DIRECTIONS:
Each record needs to be echoed exactly; can you do that?

Chart and figure data:
====

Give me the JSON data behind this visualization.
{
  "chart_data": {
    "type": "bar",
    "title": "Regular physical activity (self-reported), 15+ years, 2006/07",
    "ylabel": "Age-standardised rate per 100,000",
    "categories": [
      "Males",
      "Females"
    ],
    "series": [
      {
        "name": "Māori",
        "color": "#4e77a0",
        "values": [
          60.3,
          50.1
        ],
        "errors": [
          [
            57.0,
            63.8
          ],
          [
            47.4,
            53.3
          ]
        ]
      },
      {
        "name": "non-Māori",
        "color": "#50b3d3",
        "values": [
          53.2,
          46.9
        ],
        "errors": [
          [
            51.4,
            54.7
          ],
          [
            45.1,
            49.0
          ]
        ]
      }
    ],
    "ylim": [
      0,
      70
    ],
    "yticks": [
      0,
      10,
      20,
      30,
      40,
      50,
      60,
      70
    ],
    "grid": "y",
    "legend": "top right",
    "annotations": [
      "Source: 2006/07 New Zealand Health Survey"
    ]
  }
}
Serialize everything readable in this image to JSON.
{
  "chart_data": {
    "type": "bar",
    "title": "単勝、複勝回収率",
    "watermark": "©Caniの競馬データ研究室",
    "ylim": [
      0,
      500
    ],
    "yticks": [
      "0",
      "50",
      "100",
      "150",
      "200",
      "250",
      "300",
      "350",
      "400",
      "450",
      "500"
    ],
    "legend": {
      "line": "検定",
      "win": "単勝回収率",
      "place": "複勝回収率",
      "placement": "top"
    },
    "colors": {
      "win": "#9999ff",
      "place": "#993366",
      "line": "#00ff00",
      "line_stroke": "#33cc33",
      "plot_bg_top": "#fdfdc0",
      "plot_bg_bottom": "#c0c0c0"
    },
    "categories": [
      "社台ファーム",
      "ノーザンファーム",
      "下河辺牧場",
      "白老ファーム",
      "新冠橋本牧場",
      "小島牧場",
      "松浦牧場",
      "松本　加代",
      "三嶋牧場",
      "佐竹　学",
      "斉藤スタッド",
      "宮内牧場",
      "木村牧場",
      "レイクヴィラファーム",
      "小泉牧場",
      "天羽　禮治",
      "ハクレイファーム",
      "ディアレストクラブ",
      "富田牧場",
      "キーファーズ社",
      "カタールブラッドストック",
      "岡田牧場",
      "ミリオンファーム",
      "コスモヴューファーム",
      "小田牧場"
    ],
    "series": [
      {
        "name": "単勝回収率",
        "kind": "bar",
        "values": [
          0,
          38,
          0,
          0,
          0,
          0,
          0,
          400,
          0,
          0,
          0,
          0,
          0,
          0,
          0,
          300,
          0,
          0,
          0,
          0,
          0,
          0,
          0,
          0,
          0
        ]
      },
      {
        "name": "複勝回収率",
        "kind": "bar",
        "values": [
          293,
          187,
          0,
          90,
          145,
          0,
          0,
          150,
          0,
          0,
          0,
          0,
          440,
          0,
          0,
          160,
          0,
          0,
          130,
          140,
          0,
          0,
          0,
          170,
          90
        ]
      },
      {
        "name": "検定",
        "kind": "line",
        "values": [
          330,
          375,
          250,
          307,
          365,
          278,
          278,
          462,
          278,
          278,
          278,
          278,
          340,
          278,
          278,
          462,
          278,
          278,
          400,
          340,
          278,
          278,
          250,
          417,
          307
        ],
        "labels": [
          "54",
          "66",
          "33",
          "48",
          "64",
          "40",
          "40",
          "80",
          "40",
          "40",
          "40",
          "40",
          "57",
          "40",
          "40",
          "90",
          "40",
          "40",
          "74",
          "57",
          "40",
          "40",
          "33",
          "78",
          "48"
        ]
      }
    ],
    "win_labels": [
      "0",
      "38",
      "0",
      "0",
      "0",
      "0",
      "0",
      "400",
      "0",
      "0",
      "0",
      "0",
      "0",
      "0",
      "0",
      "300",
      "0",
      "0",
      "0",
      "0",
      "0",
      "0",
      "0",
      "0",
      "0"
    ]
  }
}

====

SOLUTION TO THIS PROBLEM:
Give me the JSON data behind this visualization.
{
  "chart_data": {
    "type": "bar",
    "title": "Regular physical activity (self-reported), 15+ years, 2006/07",
    "ylabel": "Age-standardised rate per 100,000",
    "categories": [
      "Males",
      "Females"
    ],
    "series": [
      {
        "name": "Māori",
        "color": "#4e77a0",
        "values": [
          60.3,
          50.1
        ],
        "errors": [
          [
            57.0,
            63.8
          ],
          [
            47.4,
            53.3
          ]
        ]
      },
      {
        "name": "non-Māori",
        "color": "#50b3d3",
        "values": [
          53.2,
          46.9
        ],
        "errors": [
          [
            51.4,
            54.7
          ],
          [
            45.1,
            49.0
          ]
        ]
      }
    ],
    "ylim": [
      0,
      70
    ],
    "yticks": [
      0,
      10,
      20,
      30,
      40,
      50,
      60,
      70
    ],
    "grid": "y",
    "legend": "top right",
    "annotations": [
      "Source: 2006/07 New Zealand Health Survey"
    ]
  }
}
Serialize everything readable in this image to JSON.
{
  "chart_data": {
    "type": "bar",
    "title": "単勝、複勝回収率",
    "watermark": "©Caniの競馬データ研究室",
    "ylim": [
      0,
      500
    ],
    "yticks": [
      "0",
      "50",
      "100",
      "150",
      "200",
      "250",
      "300",
      "350",
      "400",
      "450",
      "500"
    ],
    "legend": {
      "line": "検定",
      "win": "単勝回収率",
      "place": "複勝回収率",
      "placement": "top"
    },
    "colors": {
      "win": "#9999ff",
      "place": "#993366",
      "line": "#00ff00",
      "line_stroke": "#33cc33",
      "plot_bg_top": "#fdfdc0",
      "plot_bg_bottom": "#c0c0c0"
    },
    "categories": [
      "社台ファーム",
      "ノーザンファーム",
      "下河辺牧場",
      "白老ファーム",
      "新冠橋本牧場",
      "小島牧場",
      "松浦牧場",
      "松本　加代",
      "三嶋牧場",
      "佐竹　学",
      "斉藤スタッド",
      "宮内牧場",
      "木村牧場",
      "レイクヴィラファーム",
      "小泉牧場",
      "天羽　禮治",
      "ハクレイファーム",
      "ディアレストクラブ",
      "富田牧場",
      "キーファーズ社",
      "カタールブラッドストック",
      "岡田牧場",
      "ミリオンファーム",
      "コスモヴューファーム",
      "小田牧場"
    ],
    "series": [
      {
        "name": "単勝回収率",
        "kind": "bar",
        "values": [
          0,
          38,
          0,
          0,
          0,
          0,
          0,
          400,
          0,
          0,
          0,
          0,
          0,
          0,
          0,
          300,
          0,
          0,
          0,
          0,
          0,
          0,
          0,
          0,
          0
        ]
      },
      {
        "name": "複勝回収率",
        "kind": "bar",
        "values": [
          293,
          187,
          0,
          90,
          145,
          0,
          0,
          150,
          0,
          0,
          0,
          0,
          440,
          0,
          0,
          160,
          0,
          0,
          130,
          140,
          0,
          0,
          0,
          170,
          90
        ]
      },
      {
        "name": "検定",
        "kind": "line",
        "values": [
          330,
          375,
          250,
          307,
          365,
          278,
          278,
          462,
          278,
          278,
          278,
          278,
          340,
          278,
          278,
          462,
          278,
          278,
          400,
          340,
          278,
          278,
          250,
          417,
          307
        ],
        "labels": [
          "54",
          "66",
          "33",
          "48",
          "64",
          "40",
          "40",
          "80",
          "40",
          "40",
          "40",
          "40",
          "57",
          "40",
          "40",
          "90",
          "40",
          "40",
          "74",
          "57",
          "40",
          "40",
          "33",
          "78",
          "48"
        ]
      }
    ],
    "win_labels": [
      "0",
      "38",
      "0",
      "0",
      "0",
      "0",
      "0",
      "400",
      "0",
      "0",
      "0",
      "0",
      "0",
      "0",
      "0",
      "300",
      "0",
      "0",
      "0",
      "0",
      "0",
      "0",
      "0",
      "0",
      "0"
    ]
  }
}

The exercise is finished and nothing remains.